Available records -
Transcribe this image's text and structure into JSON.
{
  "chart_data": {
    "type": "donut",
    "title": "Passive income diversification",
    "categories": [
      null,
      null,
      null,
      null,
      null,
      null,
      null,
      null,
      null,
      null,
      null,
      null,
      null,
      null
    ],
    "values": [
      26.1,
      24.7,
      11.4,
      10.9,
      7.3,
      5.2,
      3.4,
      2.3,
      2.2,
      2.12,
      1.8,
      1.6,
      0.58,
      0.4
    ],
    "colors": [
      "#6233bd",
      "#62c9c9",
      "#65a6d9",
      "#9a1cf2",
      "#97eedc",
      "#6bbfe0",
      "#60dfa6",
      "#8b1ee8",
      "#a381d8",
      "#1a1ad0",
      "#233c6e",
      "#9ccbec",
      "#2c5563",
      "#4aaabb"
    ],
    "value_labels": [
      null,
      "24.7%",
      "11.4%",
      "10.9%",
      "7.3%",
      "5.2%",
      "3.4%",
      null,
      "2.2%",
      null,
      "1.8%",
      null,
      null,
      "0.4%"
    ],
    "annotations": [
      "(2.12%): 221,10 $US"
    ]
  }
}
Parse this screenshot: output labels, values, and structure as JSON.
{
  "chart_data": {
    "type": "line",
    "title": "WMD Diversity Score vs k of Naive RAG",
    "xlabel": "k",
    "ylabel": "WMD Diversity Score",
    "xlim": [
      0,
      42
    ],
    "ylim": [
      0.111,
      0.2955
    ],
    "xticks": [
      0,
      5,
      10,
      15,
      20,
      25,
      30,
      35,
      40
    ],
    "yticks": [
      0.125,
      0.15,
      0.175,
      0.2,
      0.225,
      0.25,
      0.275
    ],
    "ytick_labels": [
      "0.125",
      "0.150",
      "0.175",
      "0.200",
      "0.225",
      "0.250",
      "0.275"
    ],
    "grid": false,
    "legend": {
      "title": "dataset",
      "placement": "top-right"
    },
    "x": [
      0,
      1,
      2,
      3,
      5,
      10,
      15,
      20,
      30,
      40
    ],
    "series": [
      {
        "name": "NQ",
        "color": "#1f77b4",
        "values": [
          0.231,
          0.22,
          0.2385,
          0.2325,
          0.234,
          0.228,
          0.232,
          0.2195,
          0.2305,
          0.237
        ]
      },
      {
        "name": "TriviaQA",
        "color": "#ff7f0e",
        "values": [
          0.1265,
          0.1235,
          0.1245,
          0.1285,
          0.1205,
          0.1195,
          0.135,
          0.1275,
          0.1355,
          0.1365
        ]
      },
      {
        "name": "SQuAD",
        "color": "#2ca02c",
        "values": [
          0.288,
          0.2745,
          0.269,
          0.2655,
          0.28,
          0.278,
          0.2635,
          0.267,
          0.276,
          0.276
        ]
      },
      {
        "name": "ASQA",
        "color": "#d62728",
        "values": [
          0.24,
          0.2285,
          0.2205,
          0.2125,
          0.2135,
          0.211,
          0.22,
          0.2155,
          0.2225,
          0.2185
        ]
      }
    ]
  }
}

To do -
Repeat the data above exactly.

The response -
Transcribe this image's text and structure into JSON.
{
  "chart_data": {
    "type": "donut",
    "title": "Passive income diversification",
    "categories": [
      null,
      null,
      null,
      null,
      null,
      null,
      null,
      null,
      null,
      null,
      null,
      null,
      null,
      null
    ],
    "values": [
      26.1,
      24.7,
      11.4,
      10.9,
      7.3,
      5.2,
      3.4,
      2.3,
      2.2,
      2.12,
      1.8,
      1.6,
      0.58,
      0.4
    ],
    "colors": [
      "#6233bd",
      "#62c9c9",
      "#65a6d9",
      "#9a1cf2",
      "#97eedc",
      "#6bbfe0",
      "#60dfa6",
      "#8b1ee8",
      "#a381d8",
      "#1a1ad0",
      "#233c6e",
      "#9ccbec",
      "#2c5563",
      "#4aaabb"
    ],
    "value_labels": [
      null,
      "24.7%",
      "11.4%",
      "10.9%",
      "7.3%",
      "5.2%",
      "3.4%",
      null,
      "2.2%",
      null,
      "1.8%",
      null,
      null,
      "0.4%"
    ],
    "annotations": [
      "(2.12%): 221,10 $US"
    ]
  }
}
Parse this screenshot: output labels, values, and structure as JSON.
{
  "chart_data": {
    "type": "line",
    "title": "WMD Diversity Score vs k of Naive RAG",
    "xlabel": "k",
    "ylabel": "WMD Diversity Score",
    "xlim": [
      0,
      42
    ],
    "ylim": [
      0.111,
      0.2955
    ],
    "xticks": [
      0,
      5,
      10,
      15,
      20,
      25,
      30,
      35,
      40
    ],
    "yticks": [
      0.125,
      0.15,
      0.175,
      0.2,
      0.225,
      0.25,
      0.275
    ],
    "ytick_labels": [
      "0.125",
      "0.150",
      "0.175",
      "0.200",
      "0.225",
      "0.250",
      "0.275"
    ],
    "grid": false,
    "legend": {
      "title": "dataset",
      "placement": "top-right"
    },
    "x": [
      0,
      1,
      2,
      3,
      5,
      10,
      15,
      20,
      30,
      40
    ],
    "series": [
      {
        "name": "NQ",
        "color": "#1f77b4",
        "values": [
          0.231,
          0.22,
          0.2385,
          0.2325,
          0.234,
          0.228,
          0.232,
          0.2195,
          0.2305,
          0.237
        ]
      },
      {
        "name": "TriviaQA",
        "color": "#ff7f0e",
        "values": [
          0.1265,
          0.1235,
          0.1245,
          0.1285,
          0.1205,
          0.1195,
          0.135,
          0.1275,
          0.1355,
          0.1365
        ]
      },
      {
        "name": "SQuAD",
        "color": "#2ca02c",
        "values": [
          0.288,
          0.2745,
          0.269,
          0.2655,
          0.28,
          0.278,
          0.2635,
          0.267,
          0.276,
          0.276
        ]
      },
      {
        "name": "ASQA",
        "color": "#d62728",
        "values": [
          0.24,
          0.2285,
          0.2205,
          0.2125,
          0.2135,
          0.211,
          0.22,
          0.2155,
          0.2225,
          0.2185
        ]
      }
    ]
  }
}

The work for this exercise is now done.